### Exercise directions
Repeat the records word for word, excluding any picture.

### Data entries
►
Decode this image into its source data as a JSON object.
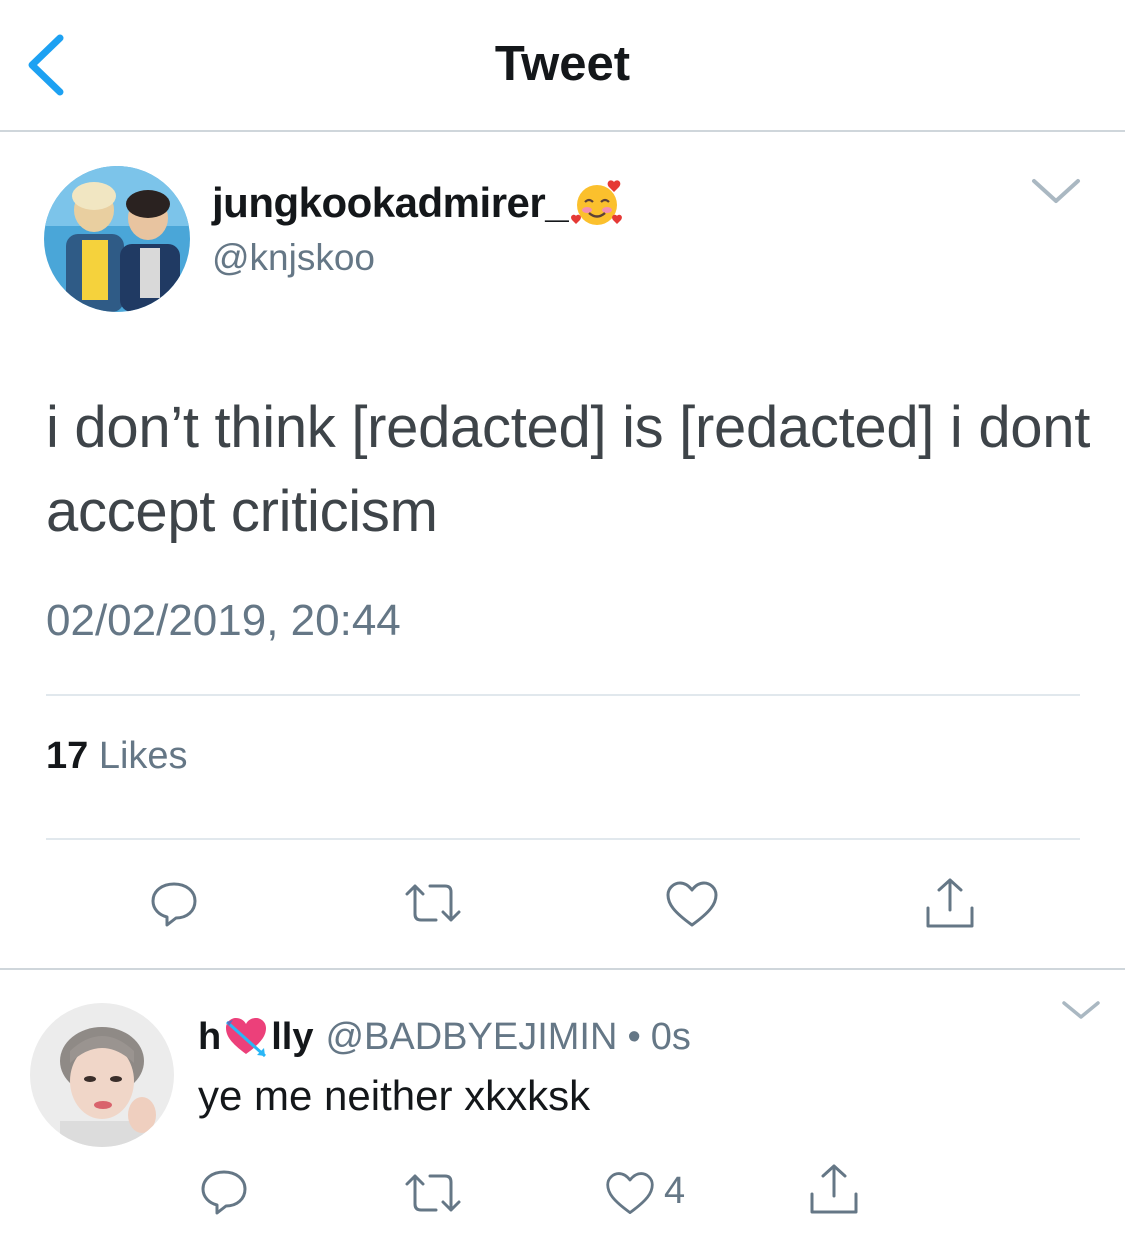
{
  "header": {
    "title": "Tweet",
    "back_icon": "chevron-left-icon"
  },
  "colors": {
    "accent": "#1da1f2",
    "text": "#14171a",
    "secondary": "#657786",
    "divider": "#e1e8ed"
  },
  "tweet": {
    "display_name": "jungkookadmirer_",
    "name_emoji": "smiling-face-with-hearts",
    "handle": "@knjskoo",
    "text": "i don’t think [redacted] is [redacted] i dont accept criticism",
    "timestamp": "02/02/2019, 20:44",
    "likes_count": "17",
    "likes_label": " Likes",
    "actions": [
      "reply-icon",
      "retweet-icon",
      "like-icon",
      "share-icon"
    ]
  },
  "reply": {
    "name_pre": "h",
    "name_emoji": "heart-with-arrow",
    "name_post": "lly",
    "handle": "@BADBYEJIMIN",
    "separator": "•",
    "time": "0s",
    "text": "ye me neither xkxksk",
    "like_count": "4"
  }
}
◄
### Reply to the exercise
Decode this image into its source data as a JSON object.
{
  "header": {
    "title": "Tweet",
    "back_icon": "chevron-left-icon"
  },
  "colors": {
    "accent": "#1da1f2",
    "text": "#14171a",
    "secondary": "#657786",
    "divider": "#e1e8ed"
  },
  "tweet": {
    "display_name": "jungkookadmirer_",
    "name_emoji": "smiling-face-with-hearts",
    "handle": "@knjskoo",
    "text": "i don’t think [redacted] is [redacted] i dont accept criticism",
    "timestamp": "02/02/2019, 20:44",
    "likes_count": "17",
    "likes_label": " Likes",
    "actions": [
      "reply-icon",
      "retweet-icon",
      "like-icon",
      "share-icon"
    ]
  },
  "reply": {
    "name_pre": "h",
    "name_emoji": "heart-with-arrow",
    "name_post": "lly",
    "handle": "@BADBYEJIMIN",
    "separator": "•",
    "time": "0s",
    "text": "ye me neither xkxksk",
    "like_count": "4"
  }
}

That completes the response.